(WORK INSTRUCTIONS) Exactly as they appear, output all of the entries.

Saved entries

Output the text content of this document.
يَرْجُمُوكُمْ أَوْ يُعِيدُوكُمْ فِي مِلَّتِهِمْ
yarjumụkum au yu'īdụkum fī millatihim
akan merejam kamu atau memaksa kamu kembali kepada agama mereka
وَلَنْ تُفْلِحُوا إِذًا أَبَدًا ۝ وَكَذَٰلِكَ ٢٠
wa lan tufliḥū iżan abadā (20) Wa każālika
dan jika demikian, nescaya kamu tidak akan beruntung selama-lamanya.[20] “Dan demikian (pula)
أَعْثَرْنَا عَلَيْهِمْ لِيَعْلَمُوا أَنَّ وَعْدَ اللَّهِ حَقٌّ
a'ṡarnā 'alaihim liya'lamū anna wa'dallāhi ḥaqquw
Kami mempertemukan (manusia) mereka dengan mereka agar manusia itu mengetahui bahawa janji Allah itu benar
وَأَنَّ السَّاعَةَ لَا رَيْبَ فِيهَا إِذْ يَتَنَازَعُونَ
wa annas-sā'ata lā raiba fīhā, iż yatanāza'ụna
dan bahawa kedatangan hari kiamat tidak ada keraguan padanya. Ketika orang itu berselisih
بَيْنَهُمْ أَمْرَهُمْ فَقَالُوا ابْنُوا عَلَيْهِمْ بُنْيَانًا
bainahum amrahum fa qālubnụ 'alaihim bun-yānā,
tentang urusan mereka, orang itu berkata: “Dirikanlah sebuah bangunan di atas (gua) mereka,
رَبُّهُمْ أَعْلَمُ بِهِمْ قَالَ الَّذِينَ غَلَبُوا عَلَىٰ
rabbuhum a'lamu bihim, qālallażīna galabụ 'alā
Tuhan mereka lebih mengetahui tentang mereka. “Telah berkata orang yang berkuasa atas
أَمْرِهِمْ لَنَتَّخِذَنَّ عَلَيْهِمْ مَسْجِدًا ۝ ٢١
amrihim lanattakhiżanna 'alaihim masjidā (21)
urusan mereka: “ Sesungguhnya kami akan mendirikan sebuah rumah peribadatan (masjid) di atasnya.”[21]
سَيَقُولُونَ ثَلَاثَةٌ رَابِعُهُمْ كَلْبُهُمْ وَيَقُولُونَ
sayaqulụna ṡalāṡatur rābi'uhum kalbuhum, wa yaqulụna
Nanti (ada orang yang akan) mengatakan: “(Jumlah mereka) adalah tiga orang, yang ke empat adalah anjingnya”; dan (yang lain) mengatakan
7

(THE RESPONSE)
Output the text content of this document.
يَرْجُمُوكُمْ أَوْ يُعِيدُوكُمْ فِي مِلَّتِهِمْ
yarjumụkum au yu'īdụkum fī millatihim
akan merejam kamu atau memaksa kamu kembali kepada agama mereka
وَلَنْ تُفْلِحُوا إِذًا أَبَدًا ۝ وَكَذَٰلِكَ ٢٠
wa lan tufliḥū iżan abadā (20) Wa każālika
dan jika demikian, nescaya kamu tidak akan beruntung selama-lamanya.[20] “Dan demikian (pula)
أَعْثَرْنَا عَلَيْهِمْ لِيَعْلَمُوا أَنَّ وَعْدَ اللَّهِ حَقٌّ
a'ṡarnā 'alaihim liya'lamū anna wa'dallāhi ḥaqquw
Kami mempertemukan (manusia) mereka dengan mereka agar manusia itu mengetahui bahawa janji Allah itu benar
وَأَنَّ السَّاعَةَ لَا رَيْبَ فِيهَا إِذْ يَتَنَازَعُونَ
wa annas-sā'ata lā raiba fīhā, iż yatanāza'ụna
dan bahawa kedatangan hari kiamat tidak ada keraguan padanya. Ketika orang itu berselisih
بَيْنَهُمْ أَمْرَهُمْ فَقَالُوا ابْنُوا عَلَيْهِمْ بُنْيَانًا
bainahum amrahum fa qālubnụ 'alaihim bun-yānā,
tentang urusan mereka, orang itu berkata: “Dirikanlah sebuah bangunan di atas (gua) mereka,
رَبُّهُمْ أَعْلَمُ بِهِمْ قَالَ الَّذِينَ غَلَبُوا عَلَىٰ
rabbuhum a'lamu bihim, qālallażīna galabụ 'alā
Tuhan mereka lebih mengetahui tentang mereka. “Telah berkata orang yang berkuasa atas
أَمْرِهِمْ لَنَتَّخِذَنَّ عَلَيْهِمْ مَسْجِدًا ۝ ٢١
amrihim lanattakhiżanna 'alaihim masjidā (21)
urusan mereka: “ Sesungguhnya kami akan mendirikan sebuah rumah peribadatan (masjid) di atasnya.”[21]
سَيَقُولُونَ ثَلَاثَةٌ رَابِعُهُمْ كَلْبُهُمْ وَيَقُولُونَ
sayaqulụna ṡalāṡatur rābi'uhum kalbuhum, wa yaqulụna
Nanti (ada orang yang akan) mengatakan: “(Jumlah mereka) adalah tiga orang, yang ke empat adalah anjingnya”; dan (yang lain) mengatakan
7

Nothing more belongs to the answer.